=== The problem ===
In the data that follows, count each line holding the string "速豹新闻记者"; answer with the number only.

=== Record extracts ===
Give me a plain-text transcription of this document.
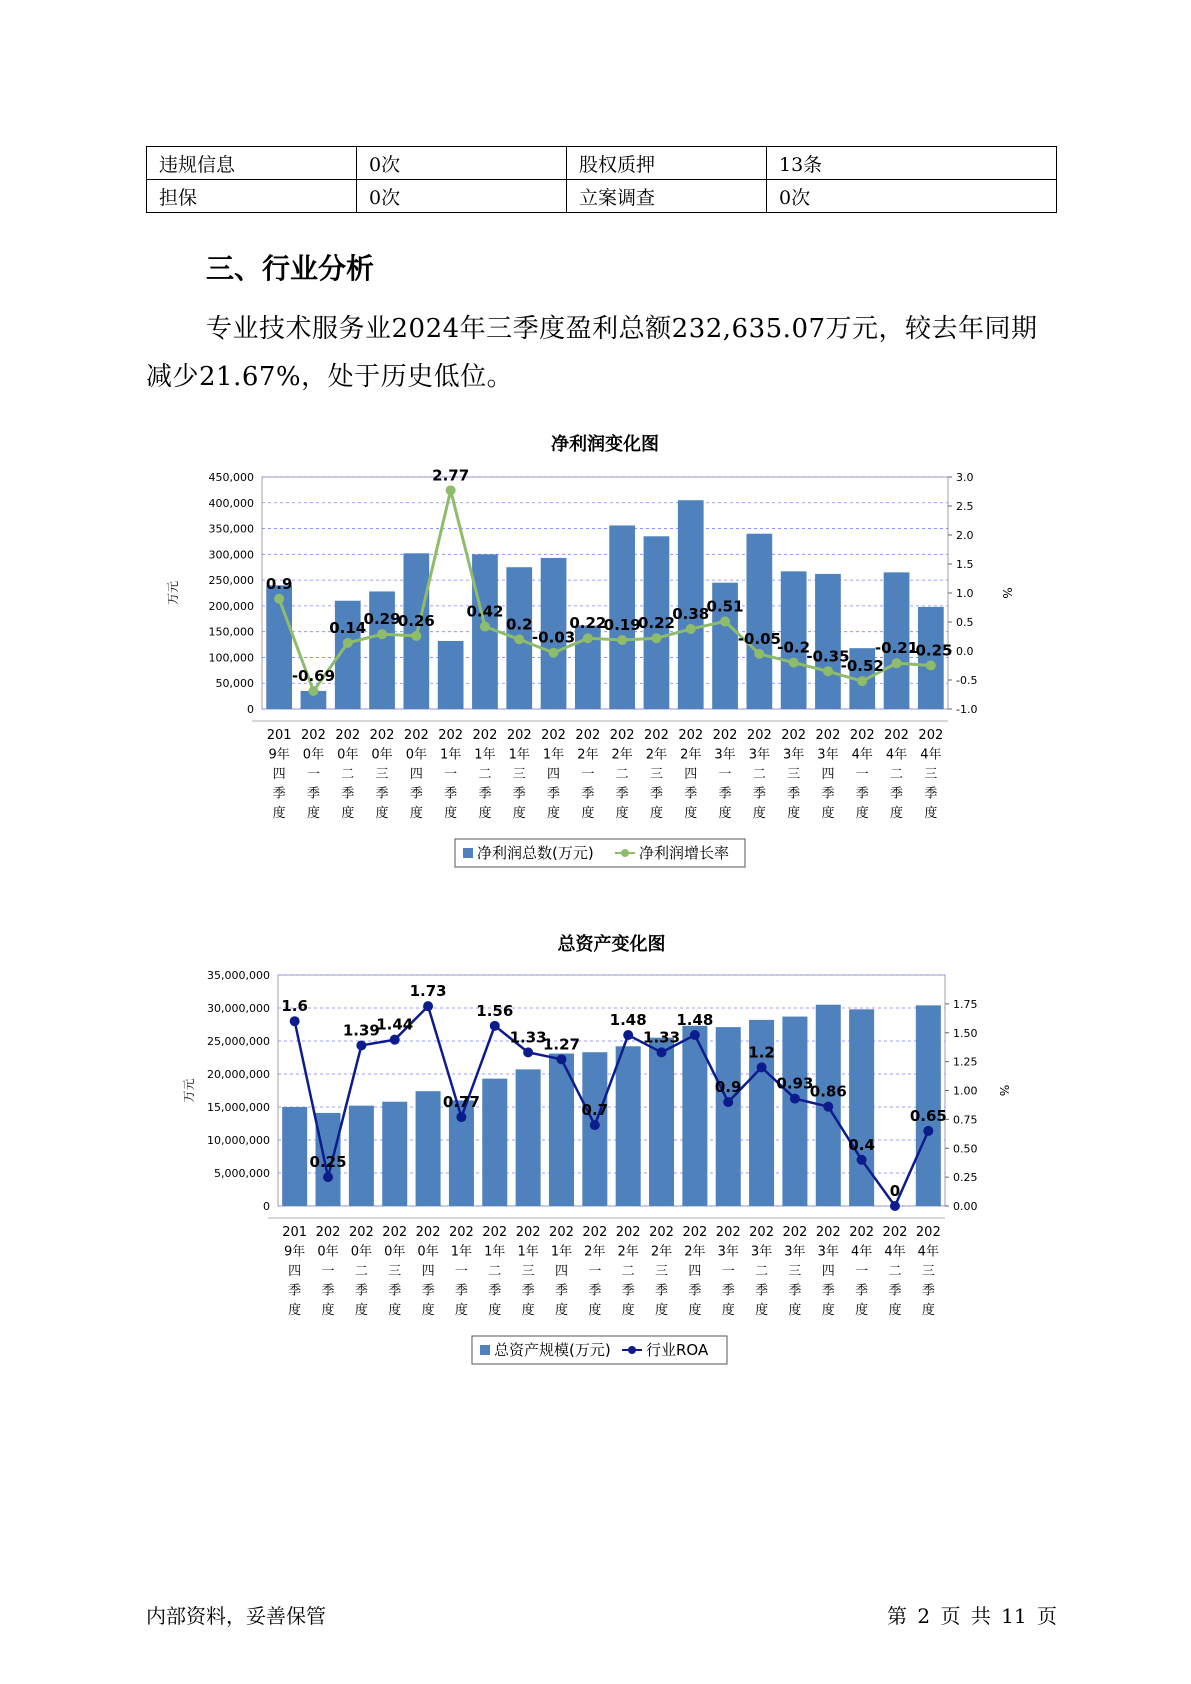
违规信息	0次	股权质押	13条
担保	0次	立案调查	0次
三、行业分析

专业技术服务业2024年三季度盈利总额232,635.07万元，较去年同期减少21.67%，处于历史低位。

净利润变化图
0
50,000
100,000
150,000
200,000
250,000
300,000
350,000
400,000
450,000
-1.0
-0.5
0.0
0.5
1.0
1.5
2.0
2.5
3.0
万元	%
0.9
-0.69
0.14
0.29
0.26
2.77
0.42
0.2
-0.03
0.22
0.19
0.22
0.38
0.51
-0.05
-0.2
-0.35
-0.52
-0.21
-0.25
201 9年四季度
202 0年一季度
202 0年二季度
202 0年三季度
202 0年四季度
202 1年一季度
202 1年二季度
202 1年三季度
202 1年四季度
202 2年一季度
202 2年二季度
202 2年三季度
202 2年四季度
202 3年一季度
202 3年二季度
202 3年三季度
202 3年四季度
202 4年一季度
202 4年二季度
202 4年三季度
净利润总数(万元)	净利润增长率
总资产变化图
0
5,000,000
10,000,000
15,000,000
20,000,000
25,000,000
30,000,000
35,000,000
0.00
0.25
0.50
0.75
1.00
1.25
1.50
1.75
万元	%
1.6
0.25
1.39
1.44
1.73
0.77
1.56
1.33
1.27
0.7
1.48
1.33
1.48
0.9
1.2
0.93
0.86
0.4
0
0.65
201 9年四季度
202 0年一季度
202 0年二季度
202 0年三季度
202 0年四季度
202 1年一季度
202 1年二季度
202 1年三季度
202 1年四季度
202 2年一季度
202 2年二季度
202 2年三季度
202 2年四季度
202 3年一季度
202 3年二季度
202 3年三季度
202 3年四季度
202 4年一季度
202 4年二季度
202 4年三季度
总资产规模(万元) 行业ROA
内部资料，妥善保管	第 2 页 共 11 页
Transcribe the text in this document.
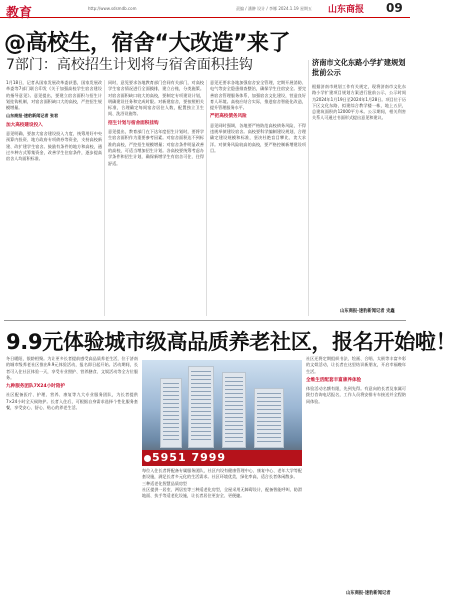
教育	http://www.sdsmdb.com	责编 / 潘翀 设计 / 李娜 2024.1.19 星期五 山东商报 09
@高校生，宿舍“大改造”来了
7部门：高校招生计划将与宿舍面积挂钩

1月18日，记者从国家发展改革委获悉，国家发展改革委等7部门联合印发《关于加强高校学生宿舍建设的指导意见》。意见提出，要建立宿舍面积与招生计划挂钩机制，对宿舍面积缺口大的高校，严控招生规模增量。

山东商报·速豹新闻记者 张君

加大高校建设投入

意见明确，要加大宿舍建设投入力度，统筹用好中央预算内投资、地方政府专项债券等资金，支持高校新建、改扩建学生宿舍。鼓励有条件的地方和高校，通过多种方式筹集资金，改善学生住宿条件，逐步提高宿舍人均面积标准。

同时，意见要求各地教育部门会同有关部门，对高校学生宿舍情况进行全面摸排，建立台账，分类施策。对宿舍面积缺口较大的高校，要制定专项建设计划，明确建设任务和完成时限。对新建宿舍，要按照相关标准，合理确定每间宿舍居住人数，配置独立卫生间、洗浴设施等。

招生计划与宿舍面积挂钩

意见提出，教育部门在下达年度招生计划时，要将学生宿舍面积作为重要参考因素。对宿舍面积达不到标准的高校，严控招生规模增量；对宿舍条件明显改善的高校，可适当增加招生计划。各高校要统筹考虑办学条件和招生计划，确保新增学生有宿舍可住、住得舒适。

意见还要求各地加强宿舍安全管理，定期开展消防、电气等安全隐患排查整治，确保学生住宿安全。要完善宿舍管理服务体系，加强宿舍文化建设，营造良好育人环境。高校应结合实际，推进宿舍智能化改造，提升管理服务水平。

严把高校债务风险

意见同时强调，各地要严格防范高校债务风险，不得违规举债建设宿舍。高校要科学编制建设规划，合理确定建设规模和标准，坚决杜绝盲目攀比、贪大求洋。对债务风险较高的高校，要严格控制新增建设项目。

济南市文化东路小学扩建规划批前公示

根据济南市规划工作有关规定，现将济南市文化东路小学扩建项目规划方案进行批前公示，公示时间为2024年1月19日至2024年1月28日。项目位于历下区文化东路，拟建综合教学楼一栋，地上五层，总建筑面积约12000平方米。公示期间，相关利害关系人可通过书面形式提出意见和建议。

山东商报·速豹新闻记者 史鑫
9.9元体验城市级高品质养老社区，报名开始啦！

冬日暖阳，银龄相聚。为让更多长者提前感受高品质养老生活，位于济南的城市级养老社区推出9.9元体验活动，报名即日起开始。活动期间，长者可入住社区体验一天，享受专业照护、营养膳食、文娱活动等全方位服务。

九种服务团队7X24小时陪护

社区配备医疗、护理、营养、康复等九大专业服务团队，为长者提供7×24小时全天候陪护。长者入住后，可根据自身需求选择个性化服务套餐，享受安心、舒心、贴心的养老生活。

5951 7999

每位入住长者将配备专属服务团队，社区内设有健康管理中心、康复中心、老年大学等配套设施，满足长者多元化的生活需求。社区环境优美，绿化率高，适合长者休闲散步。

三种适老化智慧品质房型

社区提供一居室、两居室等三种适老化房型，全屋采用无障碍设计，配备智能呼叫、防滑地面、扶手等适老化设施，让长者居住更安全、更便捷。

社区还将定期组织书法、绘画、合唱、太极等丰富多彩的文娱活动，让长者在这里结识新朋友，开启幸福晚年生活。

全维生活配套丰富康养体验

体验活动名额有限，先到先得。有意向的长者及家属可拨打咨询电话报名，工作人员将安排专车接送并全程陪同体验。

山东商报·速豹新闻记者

=== Result of the exercise ===
3